>> begin Material for the task

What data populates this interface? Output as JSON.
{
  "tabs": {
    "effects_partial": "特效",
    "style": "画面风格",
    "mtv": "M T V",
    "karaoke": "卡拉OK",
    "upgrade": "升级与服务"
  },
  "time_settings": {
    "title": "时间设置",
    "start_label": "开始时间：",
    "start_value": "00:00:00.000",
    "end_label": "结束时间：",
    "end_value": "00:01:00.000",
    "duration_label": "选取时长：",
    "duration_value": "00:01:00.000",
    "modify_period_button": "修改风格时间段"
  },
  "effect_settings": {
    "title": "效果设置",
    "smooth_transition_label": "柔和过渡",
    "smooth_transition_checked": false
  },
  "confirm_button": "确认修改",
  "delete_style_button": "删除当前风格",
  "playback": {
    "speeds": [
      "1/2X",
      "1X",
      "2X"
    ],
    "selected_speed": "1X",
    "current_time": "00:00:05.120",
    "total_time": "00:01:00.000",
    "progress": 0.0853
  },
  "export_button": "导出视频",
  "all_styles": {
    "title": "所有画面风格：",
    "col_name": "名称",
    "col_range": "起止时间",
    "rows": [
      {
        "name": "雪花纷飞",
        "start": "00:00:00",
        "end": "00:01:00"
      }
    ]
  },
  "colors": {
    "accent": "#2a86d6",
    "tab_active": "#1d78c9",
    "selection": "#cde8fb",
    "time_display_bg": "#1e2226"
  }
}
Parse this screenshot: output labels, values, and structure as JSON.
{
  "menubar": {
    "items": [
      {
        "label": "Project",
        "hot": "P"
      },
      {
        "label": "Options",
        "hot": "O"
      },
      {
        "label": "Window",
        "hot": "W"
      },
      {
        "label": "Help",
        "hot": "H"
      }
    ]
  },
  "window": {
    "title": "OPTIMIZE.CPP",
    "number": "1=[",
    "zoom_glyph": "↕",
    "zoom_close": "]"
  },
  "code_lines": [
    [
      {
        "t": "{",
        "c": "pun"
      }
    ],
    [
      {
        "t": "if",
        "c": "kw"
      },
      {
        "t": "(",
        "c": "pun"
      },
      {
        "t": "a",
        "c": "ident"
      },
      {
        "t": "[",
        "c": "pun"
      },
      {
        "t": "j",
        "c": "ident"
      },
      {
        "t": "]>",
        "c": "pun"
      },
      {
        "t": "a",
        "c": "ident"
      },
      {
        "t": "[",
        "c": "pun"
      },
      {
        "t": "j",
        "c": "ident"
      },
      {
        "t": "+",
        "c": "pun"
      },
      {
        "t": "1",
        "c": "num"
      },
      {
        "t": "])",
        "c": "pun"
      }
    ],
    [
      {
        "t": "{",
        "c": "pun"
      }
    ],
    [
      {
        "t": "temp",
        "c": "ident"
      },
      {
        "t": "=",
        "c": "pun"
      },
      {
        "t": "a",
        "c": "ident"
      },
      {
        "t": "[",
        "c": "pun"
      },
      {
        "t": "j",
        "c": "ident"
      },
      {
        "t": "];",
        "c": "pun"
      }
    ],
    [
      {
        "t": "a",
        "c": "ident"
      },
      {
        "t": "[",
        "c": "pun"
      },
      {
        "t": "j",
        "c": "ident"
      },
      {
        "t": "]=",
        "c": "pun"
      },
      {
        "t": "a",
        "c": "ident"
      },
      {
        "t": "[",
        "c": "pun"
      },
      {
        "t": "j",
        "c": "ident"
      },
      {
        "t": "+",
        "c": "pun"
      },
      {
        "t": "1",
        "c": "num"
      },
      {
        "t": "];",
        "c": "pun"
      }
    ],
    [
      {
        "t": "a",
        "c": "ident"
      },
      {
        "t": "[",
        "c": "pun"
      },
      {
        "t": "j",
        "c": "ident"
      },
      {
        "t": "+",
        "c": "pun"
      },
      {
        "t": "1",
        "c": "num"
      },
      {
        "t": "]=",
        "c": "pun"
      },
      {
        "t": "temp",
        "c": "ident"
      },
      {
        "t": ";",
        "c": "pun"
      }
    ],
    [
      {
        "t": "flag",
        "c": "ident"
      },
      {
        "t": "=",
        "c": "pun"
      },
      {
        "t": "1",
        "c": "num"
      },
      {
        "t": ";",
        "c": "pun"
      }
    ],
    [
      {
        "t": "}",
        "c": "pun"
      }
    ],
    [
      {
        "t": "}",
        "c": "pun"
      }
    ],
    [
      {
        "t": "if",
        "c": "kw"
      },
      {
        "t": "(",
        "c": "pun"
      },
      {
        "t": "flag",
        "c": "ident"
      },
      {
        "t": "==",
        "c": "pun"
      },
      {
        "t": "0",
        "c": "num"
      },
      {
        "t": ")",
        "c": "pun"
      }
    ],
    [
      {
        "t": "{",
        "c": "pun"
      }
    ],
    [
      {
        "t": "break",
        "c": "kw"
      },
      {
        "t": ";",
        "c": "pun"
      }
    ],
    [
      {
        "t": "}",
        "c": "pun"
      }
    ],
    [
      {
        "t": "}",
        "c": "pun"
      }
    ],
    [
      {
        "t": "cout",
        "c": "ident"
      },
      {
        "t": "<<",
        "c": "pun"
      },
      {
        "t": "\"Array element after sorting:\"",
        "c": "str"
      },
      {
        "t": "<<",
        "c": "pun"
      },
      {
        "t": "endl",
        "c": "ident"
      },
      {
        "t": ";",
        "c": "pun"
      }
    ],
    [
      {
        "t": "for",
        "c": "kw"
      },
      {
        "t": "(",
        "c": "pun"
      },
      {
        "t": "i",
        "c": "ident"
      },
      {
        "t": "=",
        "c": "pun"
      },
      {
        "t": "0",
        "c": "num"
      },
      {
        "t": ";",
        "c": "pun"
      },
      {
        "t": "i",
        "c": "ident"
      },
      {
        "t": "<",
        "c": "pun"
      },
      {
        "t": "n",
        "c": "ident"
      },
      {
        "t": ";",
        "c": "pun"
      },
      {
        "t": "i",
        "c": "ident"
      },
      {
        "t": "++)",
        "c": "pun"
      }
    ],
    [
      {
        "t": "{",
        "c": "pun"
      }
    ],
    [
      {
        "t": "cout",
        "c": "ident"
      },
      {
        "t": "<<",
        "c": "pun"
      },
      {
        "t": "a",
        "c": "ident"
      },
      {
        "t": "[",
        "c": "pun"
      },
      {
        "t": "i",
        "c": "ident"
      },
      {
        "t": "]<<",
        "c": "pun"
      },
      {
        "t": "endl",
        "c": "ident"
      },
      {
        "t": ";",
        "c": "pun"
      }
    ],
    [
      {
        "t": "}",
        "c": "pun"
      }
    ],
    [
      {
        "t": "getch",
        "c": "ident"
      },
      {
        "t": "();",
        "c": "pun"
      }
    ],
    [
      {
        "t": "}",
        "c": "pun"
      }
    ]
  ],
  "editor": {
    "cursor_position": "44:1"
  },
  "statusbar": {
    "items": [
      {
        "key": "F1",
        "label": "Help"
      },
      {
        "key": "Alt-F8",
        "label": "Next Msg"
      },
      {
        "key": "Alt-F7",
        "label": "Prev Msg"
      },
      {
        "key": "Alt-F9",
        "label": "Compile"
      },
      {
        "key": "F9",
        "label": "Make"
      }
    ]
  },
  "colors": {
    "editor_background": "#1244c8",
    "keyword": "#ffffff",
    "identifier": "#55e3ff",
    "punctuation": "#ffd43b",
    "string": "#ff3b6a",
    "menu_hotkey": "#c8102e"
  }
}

>> end Material for the task

# Directions for this task
Output the records verbatim, from the first line to the last.

# Exercise answer
What data populates this interface? Output as JSON.
{
  "tabs": {
    "effects_partial": "特效",
    "style": "画面风格",
    "mtv": "M T V",
    "karaoke": "卡拉OK",
    "upgrade": "升级与服务"
  },
  "time_settings": {
    "title": "时间设置",
    "start_label": "开始时间：",
    "start_value": "00:00:00.000",
    "end_label": "结束时间：",
    "end_value": "00:01:00.000",
    "duration_label": "选取时长：",
    "duration_value": "00:01:00.000",
    "modify_period_button": "修改风格时间段"
  },
  "effect_settings": {
    "title": "效果设置",
    "smooth_transition_label": "柔和过渡",
    "smooth_transition_checked": false
  },
  "confirm_button": "确认修改",
  "delete_style_button": "删除当前风格",
  "playback": {
    "speeds": [
      "1/2X",
      "1X",
      "2X"
    ],
    "selected_speed": "1X",
    "current_time": "00:00:05.120",
    "total_time": "00:01:00.000",
    "progress": 0.0853
  },
  "export_button": "导出视频",
  "all_styles": {
    "title": "所有画面风格：",
    "col_name": "名称",
    "col_range": "起止时间",
    "rows": [
      {
        "name": "雪花纷飞",
        "start": "00:00:00",
        "end": "00:01:00"
      }
    ]
  },
  "colors": {
    "accent": "#2a86d6",
    "tab_active": "#1d78c9",
    "selection": "#cde8fb",
    "time_display_bg": "#1e2226"
  }
}
Parse this screenshot: output labels, values, and structure as JSON.
{
  "menubar": {
    "items": [
      {
        "label": "Project",
        "hot": "P"
      },
      {
        "label": "Options",
        "hot": "O"
      },
      {
        "label": "Window",
        "hot": "W"
      },
      {
        "label": "Help",
        "hot": "H"
      }
    ]
  },
  "window": {
    "title": "OPTIMIZE.CPP",
    "number": "1=[",
    "zoom_glyph": "↕",
    "zoom_close": "]"
  },
  "code_lines": [
    [
      {
        "t": "{",
        "c": "pun"
      }
    ],
    [
      {
        "t": "if",
        "c": "kw"
      },
      {
        "t": "(",
        "c": "pun"
      },
      {
        "t": "a",
        "c": "ident"
      },
      {
        "t": "[",
        "c": "pun"
      },
      {
        "t": "j",
        "c": "ident"
      },
      {
        "t": "]>",
        "c": "pun"
      },
      {
        "t": "a",
        "c": "ident"
      },
      {
        "t": "[",
        "c": "pun"
      },
      {
        "t": "j",
        "c": "ident"
      },
      {
        "t": "+",
        "c": "pun"
      },
      {
        "t": "1",
        "c": "num"
      },
      {
        "t": "])",
        "c": "pun"
      }
    ],
    [
      {
        "t": "{",
        "c": "pun"
      }
    ],
    [
      {
        "t": "temp",
        "c": "ident"
      },
      {
        "t": "=",
        "c": "pun"
      },
      {
        "t": "a",
        "c": "ident"
      },
      {
        "t": "[",
        "c": "pun"
      },
      {
        "t": "j",
        "c": "ident"
      },
      {
        "t": "];",
        "c": "pun"
      }
    ],
    [
      {
        "t": "a",
        "c": "ident"
      },
      {
        "t": "[",
        "c": "pun"
      },
      {
        "t": "j",
        "c": "ident"
      },
      {
        "t": "]=",
        "c": "pun"
      },
      {
        "t": "a",
        "c": "ident"
      },
      {
        "t": "[",
        "c": "pun"
      },
      {
        "t": "j",
        "c": "ident"
      },
      {
        "t": "+",
        "c": "pun"
      },
      {
        "t": "1",
        "c": "num"
      },
      {
        "t": "];",
        "c": "pun"
      }
    ],
    [
      {
        "t": "a",
        "c": "ident"
      },
      {
        "t": "[",
        "c": "pun"
      },
      {
        "t": "j",
        "c": "ident"
      },
      {
        "t": "+",
        "c": "pun"
      },
      {
        "t": "1",
        "c": "num"
      },
      {
        "t": "]=",
        "c": "pun"
      },
      {
        "t": "temp",
        "c": "ident"
      },
      {
        "t": ";",
        "c": "pun"
      }
    ],
    [
      {
        "t": "flag",
        "c": "ident"
      },
      {
        "t": "=",
        "c": "pun"
      },
      {
        "t": "1",
        "c": "num"
      },
      {
        "t": ";",
        "c": "pun"
      }
    ],
    [
      {
        "t": "}",
        "c": "pun"
      }
    ],
    [
      {
        "t": "}",
        "c": "pun"
      }
    ],
    [
      {
        "t": "if",
        "c": "kw"
      },
      {
        "t": "(",
        "c": "pun"
      },
      {
        "t": "flag",
        "c": "ident"
      },
      {
        "t": "==",
        "c": "pun"
      },
      {
        "t": "0",
        "c": "num"
      },
      {
        "t": ")",
        "c": "pun"
      }
    ],
    [
      {
        "t": "{",
        "c": "pun"
      }
    ],
    [
      {
        "t": "break",
        "c": "kw"
      },
      {
        "t": ";",
        "c": "pun"
      }
    ],
    [
      {
        "t": "}",
        "c": "pun"
      }
    ],
    [
      {
        "t": "}",
        "c": "pun"
      }
    ],
    [
      {
        "t": "cout",
        "c": "ident"
      },
      {
        "t": "<<",
        "c": "pun"
      },
      {
        "t": "\"Array element after sorting:\"",
        "c": "str"
      },
      {
        "t": "<<",
        "c": "pun"
      },
      {
        "t": "endl",
        "c": "ident"
      },
      {
        "t": ";",
        "c": "pun"
      }
    ],
    [
      {
        "t": "for",
        "c": "kw"
      },
      {
        "t": "(",
        "c": "pun"
      },
      {
        "t": "i",
        "c": "ident"
      },
      {
        "t": "=",
        "c": "pun"
      },
      {
        "t": "0",
        "c": "num"
      },
      {
        "t": ";",
        "c": "pun"
      },
      {
        "t": "i",
        "c": "ident"
      },
      {
        "t": "<",
        "c": "pun"
      },
      {
        "t": "n",
        "c": "ident"
      },
      {
        "t": ";",
        "c": "pun"
      },
      {
        "t": "i",
        "c": "ident"
      },
      {
        "t": "++)",
        "c": "pun"
      }
    ],
    [
      {
        "t": "{",
        "c": "pun"
      }
    ],
    [
      {
        "t": "cout",
        "c": "ident"
      },
      {
        "t": "<<",
        "c": "pun"
      },
      {
        "t": "a",
        "c": "ident"
      },
      {
        "t": "[",
        "c": "pun"
      },
      {
        "t": "i",
        "c": "ident"
      },
      {
        "t": "]<<",
        "c": "pun"
      },
      {
        "t": "endl",
        "c": "ident"
      },
      {
        "t": ";",
        "c": "pun"
      }
    ],
    [
      {
        "t": "}",
        "c": "pun"
      }
    ],
    [
      {
        "t": "getch",
        "c": "ident"
      },
      {
        "t": "();",
        "c": "pun"
      }
    ],
    [
      {
        "t": "}",
        "c": "pun"
      }
    ]
  ],
  "editor": {
    "cursor_position": "44:1"
  },
  "statusbar": {
    "items": [
      {
        "key": "F1",
        "label": "Help"
      },
      {
        "key": "Alt-F8",
        "label": "Next Msg"
      },
      {
        "key": "Alt-F7",
        "label": "Prev Msg"
      },
      {
        "key": "Alt-F9",
        "label": "Compile"
      },
      {
        "key": "F9",
        "label": "Make"
      }
    ]
  },
  "colors": {
    "editor_background": "#1244c8",
    "keyword": "#ffffff",
    "identifier": "#55e3ff",
    "punctuation": "#ffd43b",
    "string": "#ff3b6a",
    "menu_hotkey": "#c8102e"
  }
}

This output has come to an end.